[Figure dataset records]
========================

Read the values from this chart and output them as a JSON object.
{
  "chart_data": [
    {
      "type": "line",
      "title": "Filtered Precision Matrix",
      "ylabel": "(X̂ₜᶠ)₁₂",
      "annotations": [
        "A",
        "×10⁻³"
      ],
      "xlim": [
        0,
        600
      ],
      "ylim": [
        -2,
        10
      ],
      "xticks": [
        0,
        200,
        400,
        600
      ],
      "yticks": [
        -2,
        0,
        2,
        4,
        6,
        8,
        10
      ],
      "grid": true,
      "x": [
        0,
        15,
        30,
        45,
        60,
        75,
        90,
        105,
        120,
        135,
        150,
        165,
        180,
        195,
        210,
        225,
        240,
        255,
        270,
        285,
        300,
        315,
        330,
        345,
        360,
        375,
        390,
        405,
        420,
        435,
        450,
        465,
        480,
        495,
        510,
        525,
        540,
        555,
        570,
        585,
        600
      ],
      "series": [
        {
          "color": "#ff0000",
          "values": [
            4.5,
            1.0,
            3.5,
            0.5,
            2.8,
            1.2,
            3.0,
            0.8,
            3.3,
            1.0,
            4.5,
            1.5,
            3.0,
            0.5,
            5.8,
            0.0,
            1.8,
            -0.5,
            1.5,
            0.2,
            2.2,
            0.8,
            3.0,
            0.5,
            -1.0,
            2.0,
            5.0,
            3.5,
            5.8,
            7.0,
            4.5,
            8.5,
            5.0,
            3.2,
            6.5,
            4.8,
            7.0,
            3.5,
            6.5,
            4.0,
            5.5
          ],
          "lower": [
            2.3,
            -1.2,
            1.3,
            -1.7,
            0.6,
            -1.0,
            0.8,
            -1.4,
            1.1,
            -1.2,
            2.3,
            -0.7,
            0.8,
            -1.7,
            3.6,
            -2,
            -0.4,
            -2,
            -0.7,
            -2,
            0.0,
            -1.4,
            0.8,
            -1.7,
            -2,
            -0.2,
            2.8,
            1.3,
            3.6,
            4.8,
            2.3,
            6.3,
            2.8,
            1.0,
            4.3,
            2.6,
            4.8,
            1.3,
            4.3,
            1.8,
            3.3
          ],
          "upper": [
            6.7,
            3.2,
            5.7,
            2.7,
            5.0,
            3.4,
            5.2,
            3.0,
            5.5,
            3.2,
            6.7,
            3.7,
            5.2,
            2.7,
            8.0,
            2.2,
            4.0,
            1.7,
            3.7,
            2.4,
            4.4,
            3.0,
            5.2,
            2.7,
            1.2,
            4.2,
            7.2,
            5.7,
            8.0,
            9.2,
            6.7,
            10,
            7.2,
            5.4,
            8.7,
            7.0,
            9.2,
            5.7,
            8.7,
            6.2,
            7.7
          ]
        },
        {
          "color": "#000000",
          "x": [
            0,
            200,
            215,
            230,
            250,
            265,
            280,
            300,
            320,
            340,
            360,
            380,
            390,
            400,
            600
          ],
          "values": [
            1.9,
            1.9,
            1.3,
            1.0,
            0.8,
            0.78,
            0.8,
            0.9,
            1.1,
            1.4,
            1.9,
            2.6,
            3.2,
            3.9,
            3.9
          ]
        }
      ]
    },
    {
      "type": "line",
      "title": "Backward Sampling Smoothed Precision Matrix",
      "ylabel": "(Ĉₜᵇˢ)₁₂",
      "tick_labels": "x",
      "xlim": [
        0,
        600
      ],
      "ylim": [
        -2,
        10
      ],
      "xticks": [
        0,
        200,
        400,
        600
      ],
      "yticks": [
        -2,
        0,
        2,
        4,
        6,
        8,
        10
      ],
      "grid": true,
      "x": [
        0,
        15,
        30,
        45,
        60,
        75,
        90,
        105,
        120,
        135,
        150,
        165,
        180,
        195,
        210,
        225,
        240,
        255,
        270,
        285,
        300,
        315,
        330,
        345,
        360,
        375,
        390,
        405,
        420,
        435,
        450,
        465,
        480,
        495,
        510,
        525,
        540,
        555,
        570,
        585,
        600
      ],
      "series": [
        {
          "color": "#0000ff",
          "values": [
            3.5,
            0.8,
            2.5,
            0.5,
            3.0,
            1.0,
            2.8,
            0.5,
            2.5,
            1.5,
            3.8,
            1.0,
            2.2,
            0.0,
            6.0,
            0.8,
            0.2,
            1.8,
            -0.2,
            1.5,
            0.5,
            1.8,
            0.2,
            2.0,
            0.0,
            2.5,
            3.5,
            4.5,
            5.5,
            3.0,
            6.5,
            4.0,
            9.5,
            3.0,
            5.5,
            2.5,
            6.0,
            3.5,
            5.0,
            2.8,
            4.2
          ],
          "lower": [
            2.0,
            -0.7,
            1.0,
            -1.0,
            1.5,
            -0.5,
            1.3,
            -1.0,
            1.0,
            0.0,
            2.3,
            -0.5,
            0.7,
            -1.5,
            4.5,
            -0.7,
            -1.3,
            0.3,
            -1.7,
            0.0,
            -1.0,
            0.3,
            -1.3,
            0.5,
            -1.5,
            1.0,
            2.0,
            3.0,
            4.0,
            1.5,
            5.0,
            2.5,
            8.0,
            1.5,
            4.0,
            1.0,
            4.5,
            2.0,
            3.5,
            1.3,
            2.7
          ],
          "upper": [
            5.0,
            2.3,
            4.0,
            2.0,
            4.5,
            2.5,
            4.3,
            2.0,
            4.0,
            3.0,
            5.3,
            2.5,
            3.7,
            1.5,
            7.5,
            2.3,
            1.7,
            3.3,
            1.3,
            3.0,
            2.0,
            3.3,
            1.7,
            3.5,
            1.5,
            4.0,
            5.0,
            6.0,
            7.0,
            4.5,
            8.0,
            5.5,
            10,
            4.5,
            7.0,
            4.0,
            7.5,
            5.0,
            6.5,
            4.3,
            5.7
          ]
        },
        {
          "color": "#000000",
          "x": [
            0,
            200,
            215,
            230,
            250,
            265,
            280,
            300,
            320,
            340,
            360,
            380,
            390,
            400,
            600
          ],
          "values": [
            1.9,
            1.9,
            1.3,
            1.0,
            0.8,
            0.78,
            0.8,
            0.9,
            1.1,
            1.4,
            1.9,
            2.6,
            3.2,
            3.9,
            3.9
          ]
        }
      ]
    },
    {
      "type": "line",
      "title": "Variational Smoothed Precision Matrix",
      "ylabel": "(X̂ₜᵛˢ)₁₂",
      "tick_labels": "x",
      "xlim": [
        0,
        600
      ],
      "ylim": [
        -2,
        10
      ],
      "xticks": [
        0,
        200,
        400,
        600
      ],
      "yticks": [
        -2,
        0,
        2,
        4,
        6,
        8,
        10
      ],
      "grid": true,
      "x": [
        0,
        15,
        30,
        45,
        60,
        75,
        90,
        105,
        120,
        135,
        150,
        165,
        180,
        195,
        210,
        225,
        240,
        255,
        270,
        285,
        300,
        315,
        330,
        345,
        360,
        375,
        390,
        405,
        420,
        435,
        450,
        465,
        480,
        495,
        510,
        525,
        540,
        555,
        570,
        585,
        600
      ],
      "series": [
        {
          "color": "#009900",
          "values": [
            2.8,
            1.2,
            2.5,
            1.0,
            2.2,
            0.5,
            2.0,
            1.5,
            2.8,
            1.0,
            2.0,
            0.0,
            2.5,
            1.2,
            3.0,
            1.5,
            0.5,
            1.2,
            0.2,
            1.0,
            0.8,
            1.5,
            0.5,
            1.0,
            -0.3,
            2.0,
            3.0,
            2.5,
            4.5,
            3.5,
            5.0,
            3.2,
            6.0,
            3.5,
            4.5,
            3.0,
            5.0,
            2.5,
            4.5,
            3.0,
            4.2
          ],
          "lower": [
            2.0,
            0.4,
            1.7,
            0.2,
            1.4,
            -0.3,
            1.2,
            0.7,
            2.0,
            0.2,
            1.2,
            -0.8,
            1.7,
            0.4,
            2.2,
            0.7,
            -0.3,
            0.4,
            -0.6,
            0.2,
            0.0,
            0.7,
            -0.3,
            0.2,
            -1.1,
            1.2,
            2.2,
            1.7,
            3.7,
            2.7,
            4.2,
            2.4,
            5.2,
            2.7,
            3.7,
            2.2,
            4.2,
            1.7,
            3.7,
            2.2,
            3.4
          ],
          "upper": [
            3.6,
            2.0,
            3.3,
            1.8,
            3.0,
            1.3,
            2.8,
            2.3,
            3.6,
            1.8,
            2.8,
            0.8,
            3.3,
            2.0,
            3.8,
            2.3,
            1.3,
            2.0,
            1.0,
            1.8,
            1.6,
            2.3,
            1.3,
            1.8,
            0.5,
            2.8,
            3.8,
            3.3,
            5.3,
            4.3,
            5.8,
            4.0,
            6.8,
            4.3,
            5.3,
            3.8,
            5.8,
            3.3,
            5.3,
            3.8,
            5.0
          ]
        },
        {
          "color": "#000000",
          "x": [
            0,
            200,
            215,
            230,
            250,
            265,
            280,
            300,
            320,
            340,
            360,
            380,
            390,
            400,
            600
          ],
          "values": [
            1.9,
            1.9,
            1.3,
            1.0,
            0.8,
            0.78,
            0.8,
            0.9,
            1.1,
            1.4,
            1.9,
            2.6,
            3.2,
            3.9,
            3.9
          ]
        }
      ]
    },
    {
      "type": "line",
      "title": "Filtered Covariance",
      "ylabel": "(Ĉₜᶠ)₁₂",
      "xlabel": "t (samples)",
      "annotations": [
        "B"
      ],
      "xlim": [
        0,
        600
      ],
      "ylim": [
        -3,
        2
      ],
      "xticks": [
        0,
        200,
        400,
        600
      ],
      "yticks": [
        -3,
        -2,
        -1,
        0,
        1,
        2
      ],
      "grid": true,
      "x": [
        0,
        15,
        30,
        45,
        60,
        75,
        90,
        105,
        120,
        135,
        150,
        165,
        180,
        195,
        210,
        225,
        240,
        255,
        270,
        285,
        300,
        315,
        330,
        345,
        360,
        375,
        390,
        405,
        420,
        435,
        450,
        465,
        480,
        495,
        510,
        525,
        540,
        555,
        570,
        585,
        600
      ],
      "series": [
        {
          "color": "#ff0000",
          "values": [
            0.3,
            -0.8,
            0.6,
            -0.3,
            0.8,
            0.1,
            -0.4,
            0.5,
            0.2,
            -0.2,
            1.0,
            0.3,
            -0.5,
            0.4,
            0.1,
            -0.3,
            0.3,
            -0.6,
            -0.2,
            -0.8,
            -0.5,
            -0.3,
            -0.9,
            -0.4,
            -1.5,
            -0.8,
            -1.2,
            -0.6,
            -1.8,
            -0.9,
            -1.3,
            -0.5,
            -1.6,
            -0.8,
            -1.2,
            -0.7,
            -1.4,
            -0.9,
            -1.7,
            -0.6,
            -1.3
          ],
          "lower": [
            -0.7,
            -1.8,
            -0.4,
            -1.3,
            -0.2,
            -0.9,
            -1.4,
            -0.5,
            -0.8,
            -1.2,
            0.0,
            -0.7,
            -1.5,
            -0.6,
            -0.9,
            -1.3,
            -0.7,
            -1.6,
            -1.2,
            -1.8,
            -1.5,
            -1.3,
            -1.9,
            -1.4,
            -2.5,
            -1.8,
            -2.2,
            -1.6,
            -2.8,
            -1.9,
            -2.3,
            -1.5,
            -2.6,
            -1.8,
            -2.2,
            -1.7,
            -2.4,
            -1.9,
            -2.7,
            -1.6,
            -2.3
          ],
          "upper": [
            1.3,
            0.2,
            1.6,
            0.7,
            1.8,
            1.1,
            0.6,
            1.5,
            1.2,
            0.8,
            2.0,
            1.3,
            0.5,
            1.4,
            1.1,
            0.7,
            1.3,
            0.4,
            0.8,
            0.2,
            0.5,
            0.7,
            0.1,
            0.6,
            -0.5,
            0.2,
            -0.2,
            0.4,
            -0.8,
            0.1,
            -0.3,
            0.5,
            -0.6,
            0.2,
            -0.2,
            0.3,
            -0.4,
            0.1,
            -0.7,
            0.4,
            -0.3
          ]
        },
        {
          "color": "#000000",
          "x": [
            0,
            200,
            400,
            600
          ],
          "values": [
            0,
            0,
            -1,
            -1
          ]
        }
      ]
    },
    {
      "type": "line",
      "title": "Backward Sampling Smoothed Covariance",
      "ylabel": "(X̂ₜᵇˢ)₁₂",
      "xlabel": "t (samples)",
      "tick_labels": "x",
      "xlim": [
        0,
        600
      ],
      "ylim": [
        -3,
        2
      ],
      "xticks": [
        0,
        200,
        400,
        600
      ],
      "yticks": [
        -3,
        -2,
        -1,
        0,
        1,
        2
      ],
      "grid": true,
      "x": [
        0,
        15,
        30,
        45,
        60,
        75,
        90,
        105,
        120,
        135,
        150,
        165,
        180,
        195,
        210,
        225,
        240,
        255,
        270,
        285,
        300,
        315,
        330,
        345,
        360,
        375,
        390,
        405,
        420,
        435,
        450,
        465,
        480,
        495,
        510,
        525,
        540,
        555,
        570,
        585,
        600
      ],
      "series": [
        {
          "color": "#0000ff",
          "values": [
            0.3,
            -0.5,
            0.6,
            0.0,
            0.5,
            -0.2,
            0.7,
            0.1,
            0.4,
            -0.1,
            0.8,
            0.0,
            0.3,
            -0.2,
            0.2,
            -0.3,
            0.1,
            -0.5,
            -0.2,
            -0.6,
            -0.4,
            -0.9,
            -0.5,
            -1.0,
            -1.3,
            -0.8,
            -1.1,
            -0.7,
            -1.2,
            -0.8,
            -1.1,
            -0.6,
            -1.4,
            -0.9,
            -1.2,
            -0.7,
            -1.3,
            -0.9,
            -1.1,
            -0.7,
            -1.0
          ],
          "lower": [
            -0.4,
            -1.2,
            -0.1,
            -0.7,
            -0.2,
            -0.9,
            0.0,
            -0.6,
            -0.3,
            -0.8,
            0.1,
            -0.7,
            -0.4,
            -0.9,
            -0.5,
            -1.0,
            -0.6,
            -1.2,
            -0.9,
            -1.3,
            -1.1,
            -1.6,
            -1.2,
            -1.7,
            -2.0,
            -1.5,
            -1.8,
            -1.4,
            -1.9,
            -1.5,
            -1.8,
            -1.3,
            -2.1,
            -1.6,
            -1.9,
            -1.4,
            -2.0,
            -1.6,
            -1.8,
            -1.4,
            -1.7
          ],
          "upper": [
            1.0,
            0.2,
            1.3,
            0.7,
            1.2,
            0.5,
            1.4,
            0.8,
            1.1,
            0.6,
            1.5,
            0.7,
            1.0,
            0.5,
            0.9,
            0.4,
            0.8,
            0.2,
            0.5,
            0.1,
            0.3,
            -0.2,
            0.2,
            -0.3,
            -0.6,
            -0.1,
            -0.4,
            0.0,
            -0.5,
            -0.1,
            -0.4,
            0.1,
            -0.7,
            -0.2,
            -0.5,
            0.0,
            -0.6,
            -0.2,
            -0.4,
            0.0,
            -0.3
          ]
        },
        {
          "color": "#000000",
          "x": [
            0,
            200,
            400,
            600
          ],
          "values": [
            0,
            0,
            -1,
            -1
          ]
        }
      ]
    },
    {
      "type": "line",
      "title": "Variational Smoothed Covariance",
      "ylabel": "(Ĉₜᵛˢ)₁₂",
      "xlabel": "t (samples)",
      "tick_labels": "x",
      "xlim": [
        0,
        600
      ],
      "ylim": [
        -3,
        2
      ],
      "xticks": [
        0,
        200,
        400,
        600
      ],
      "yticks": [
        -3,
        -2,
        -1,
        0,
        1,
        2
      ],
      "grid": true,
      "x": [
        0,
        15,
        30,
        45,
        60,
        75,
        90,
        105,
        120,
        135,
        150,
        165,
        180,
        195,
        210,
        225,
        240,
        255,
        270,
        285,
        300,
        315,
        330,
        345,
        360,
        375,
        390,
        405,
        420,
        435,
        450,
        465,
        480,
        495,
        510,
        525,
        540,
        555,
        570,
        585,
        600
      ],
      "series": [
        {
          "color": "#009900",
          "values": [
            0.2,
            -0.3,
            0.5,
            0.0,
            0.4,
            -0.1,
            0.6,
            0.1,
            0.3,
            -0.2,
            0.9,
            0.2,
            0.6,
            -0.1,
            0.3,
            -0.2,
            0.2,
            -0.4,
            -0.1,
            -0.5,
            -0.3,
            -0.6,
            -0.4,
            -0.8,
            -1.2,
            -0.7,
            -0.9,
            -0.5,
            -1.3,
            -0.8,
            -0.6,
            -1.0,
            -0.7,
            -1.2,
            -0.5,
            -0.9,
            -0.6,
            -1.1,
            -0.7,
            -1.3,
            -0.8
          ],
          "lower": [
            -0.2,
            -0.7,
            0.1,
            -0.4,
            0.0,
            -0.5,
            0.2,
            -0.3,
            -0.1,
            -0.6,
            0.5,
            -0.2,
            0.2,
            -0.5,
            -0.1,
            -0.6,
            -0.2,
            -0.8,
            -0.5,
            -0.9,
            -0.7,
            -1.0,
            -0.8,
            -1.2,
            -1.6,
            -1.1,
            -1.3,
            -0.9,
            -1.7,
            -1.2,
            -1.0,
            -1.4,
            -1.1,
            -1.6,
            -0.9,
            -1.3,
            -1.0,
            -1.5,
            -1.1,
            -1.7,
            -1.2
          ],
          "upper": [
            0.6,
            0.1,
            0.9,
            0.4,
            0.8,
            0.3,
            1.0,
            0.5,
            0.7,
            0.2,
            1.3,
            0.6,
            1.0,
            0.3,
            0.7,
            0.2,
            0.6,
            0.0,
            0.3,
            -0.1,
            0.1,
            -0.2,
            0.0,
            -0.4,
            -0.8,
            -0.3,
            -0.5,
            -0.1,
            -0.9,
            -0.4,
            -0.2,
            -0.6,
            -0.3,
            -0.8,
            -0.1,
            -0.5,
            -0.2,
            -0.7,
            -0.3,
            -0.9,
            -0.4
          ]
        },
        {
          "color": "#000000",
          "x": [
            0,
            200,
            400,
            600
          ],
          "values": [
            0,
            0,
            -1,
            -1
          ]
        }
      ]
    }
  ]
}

========================

*Task directions*.
Search the entries for the word "title" and gather every line where it appears.

*Response for this exercise*.
      "title": "Filtered Precision Matrix",
      "title": "Backward Sampling Smoothed Precision Matrix",
      "title": "Variational Smoothed Precision Matrix",
      "title": "Filtered Covariance",
      "title": "Backward Sampling Smoothed Covariance",
      "title": "Variational Smoothed Covariance",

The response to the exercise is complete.